EXTRACTED INFORMATION:
<<<<
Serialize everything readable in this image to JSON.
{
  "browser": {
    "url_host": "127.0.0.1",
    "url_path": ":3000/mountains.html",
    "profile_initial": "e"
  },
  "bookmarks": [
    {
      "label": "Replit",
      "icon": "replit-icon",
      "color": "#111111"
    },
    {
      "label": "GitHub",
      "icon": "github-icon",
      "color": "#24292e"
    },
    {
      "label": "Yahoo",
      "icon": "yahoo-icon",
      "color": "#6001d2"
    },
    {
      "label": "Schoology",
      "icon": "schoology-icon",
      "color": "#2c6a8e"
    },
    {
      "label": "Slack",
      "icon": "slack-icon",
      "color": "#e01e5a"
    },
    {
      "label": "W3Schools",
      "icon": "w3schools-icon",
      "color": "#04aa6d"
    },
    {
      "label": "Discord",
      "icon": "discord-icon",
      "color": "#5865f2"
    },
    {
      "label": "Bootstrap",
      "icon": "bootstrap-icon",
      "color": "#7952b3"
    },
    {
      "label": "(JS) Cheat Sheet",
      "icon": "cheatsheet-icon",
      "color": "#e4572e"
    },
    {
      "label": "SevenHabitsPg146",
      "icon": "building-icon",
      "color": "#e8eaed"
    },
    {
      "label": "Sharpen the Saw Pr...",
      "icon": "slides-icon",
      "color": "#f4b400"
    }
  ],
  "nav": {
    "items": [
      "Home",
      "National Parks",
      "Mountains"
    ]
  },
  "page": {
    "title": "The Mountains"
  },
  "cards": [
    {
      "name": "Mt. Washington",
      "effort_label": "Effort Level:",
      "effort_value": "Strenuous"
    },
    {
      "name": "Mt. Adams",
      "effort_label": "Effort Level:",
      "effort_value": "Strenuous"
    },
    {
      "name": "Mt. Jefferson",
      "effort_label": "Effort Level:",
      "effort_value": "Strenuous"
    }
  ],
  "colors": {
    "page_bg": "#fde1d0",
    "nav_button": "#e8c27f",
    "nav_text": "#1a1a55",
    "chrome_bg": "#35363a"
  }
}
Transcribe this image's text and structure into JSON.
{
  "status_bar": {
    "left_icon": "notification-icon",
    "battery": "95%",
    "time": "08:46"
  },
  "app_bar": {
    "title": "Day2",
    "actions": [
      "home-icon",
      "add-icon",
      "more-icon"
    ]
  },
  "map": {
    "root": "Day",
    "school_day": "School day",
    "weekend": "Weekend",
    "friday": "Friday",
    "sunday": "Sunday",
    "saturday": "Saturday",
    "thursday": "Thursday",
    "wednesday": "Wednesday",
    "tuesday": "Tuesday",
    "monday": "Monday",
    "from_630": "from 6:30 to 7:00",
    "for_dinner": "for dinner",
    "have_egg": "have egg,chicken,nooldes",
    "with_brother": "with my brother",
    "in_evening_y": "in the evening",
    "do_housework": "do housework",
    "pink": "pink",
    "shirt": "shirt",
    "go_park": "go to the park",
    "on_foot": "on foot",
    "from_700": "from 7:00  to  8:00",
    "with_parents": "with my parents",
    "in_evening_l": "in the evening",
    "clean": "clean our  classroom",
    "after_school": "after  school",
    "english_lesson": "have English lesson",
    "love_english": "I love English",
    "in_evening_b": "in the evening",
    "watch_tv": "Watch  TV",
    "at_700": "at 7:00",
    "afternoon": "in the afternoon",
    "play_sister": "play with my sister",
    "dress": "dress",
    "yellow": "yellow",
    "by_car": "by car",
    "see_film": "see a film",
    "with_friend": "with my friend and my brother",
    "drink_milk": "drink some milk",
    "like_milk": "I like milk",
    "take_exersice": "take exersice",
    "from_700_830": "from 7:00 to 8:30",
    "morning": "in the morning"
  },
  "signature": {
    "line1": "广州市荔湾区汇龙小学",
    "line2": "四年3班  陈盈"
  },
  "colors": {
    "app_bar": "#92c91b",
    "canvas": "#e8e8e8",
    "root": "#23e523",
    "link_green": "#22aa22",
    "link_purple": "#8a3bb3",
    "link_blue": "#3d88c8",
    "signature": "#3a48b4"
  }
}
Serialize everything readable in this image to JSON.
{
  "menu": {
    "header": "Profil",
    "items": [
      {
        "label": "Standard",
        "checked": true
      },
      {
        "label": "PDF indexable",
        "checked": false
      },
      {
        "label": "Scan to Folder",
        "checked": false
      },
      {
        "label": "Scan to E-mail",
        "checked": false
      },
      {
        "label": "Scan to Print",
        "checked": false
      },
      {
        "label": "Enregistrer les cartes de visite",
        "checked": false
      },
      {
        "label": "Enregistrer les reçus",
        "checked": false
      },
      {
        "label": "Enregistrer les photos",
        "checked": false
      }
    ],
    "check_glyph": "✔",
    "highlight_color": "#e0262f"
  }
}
>>>>
SET EXERCISE:
Every record above needs to be repeated word for word.

SOLVED EXERCISE:
Serialize everything readable in this image to JSON.
{
  "browser": {
    "url_host": "127.0.0.1",
    "url_path": ":3000/mountains.html",
    "profile_initial": "e"
  },
  "bookmarks": [
    {
      "label": "Replit",
      "icon": "replit-icon",
      "color": "#111111"
    },
    {
      "label": "GitHub",
      "icon": "github-icon",
      "color": "#24292e"
    },
    {
      "label": "Yahoo",
      "icon": "yahoo-icon",
      "color": "#6001d2"
    },
    {
      "label": "Schoology",
      "icon": "schoology-icon",
      "color": "#2c6a8e"
    },
    {
      "label": "Slack",
      "icon": "slack-icon",
      "color": "#e01e5a"
    },
    {
      "label": "W3Schools",
      "icon": "w3schools-icon",
      "color": "#04aa6d"
    },
    {
      "label": "Discord",
      "icon": "discord-icon",
      "color": "#5865f2"
    },
    {
      "label": "Bootstrap",
      "icon": "bootstrap-icon",
      "color": "#7952b3"
    },
    {
      "label": "(JS) Cheat Sheet",
      "icon": "cheatsheet-icon",
      "color": "#e4572e"
    },
    {
      "label": "SevenHabitsPg146",
      "icon": "building-icon",
      "color": "#e8eaed"
    },
    {
      "label": "Sharpen the Saw Pr...",
      "icon": "slides-icon",
      "color": "#f4b400"
    }
  ],
  "nav": {
    "items": [
      "Home",
      "National Parks",
      "Mountains"
    ]
  },
  "page": {
    "title": "The Mountains"
  },
  "cards": [
    {
      "name": "Mt. Washington",
      "effort_label": "Effort Level:",
      "effort_value": "Strenuous"
    },
    {
      "name": "Mt. Adams",
      "effort_label": "Effort Level:",
      "effort_value": "Strenuous"
    },
    {
      "name": "Mt. Jefferson",
      "effort_label": "Effort Level:",
      "effort_value": "Strenuous"
    }
  ],
  "colors": {
    "page_bg": "#fde1d0",
    "nav_button": "#e8c27f",
    "nav_text": "#1a1a55",
    "chrome_bg": "#35363a"
  }
}
Transcribe this image's text and structure into JSON.
{
  "status_bar": {
    "left_icon": "notification-icon",
    "battery": "95%",
    "time": "08:46"
  },
  "app_bar": {
    "title": "Day2",
    "actions": [
      "home-icon",
      "add-icon",
      "more-icon"
    ]
  },
  "map": {
    "root": "Day",
    "school_day": "School day",
    "weekend": "Weekend",
    "friday": "Friday",
    "sunday": "Sunday",
    "saturday": "Saturday",
    "thursday": "Thursday",
    "wednesday": "Wednesday",
    "tuesday": "Tuesday",
    "monday": "Monday",
    "from_630": "from 6:30 to 7:00",
    "for_dinner": "for dinner",
    "have_egg": "have egg,chicken,nooldes",
    "with_brother": "with my brother",
    "in_evening_y": "in the evening",
    "do_housework": "do housework",
    "pink": "pink",
    "shirt": "shirt",
    "go_park": "go to the park",
    "on_foot": "on foot",
    "from_700": "from 7:00  to  8:00",
    "with_parents": "with my parents",
    "in_evening_l": "in the evening",
    "clean": "clean our  classroom",
    "after_school": "after  school",
    "english_lesson": "have English lesson",
    "love_english": "I love English",
    "in_evening_b": "in the evening",
    "watch_tv": "Watch  TV",
    "at_700": "at 7:00",
    "afternoon": "in the afternoon",
    "play_sister": "play with my sister",
    "dress": "dress",
    "yellow": "yellow",
    "by_car": "by car",
    "see_film": "see a film",
    "with_friend": "with my friend and my brother",
    "drink_milk": "drink some milk",
    "like_milk": "I like milk",
    "take_exersice": "take exersice",
    "from_700_830": "from 7:00 to 8:30",
    "morning": "in the morning"
  },
  "signature": {
    "line1": "广州市荔湾区汇龙小学",
    "line2": "四年3班  陈盈"
  },
  "colors": {
    "app_bar": "#92c91b",
    "canvas": "#e8e8e8",
    "root": "#23e523",
    "link_green": "#22aa22",
    "link_purple": "#8a3bb3",
    "link_blue": "#3d88c8",
    "signature": "#3a48b4"
  }
}
Serialize everything readable in this image to JSON.
{
  "menu": {
    "header": "Profil",
    "items": [
      {
        "label": "Standard",
        "checked": true
      },
      {
        "label": "PDF indexable",
        "checked": false
      },
      {
        "label": "Scan to Folder",
        "checked": false
      },
      {
        "label": "Scan to E-mail",
        "checked": false
      },
      {
        "label": "Scan to Print",
        "checked": false
      },
      {
        "label": "Enregistrer les cartes de visite",
        "checked": false
      },
      {
        "label": "Enregistrer les reçus",
        "checked": false
      },
      {
        "label": "Enregistrer les photos",
        "checked": false
      }
    ],
    "check_glyph": "✔",
    "highlight_color": "#e0262f"
  }
}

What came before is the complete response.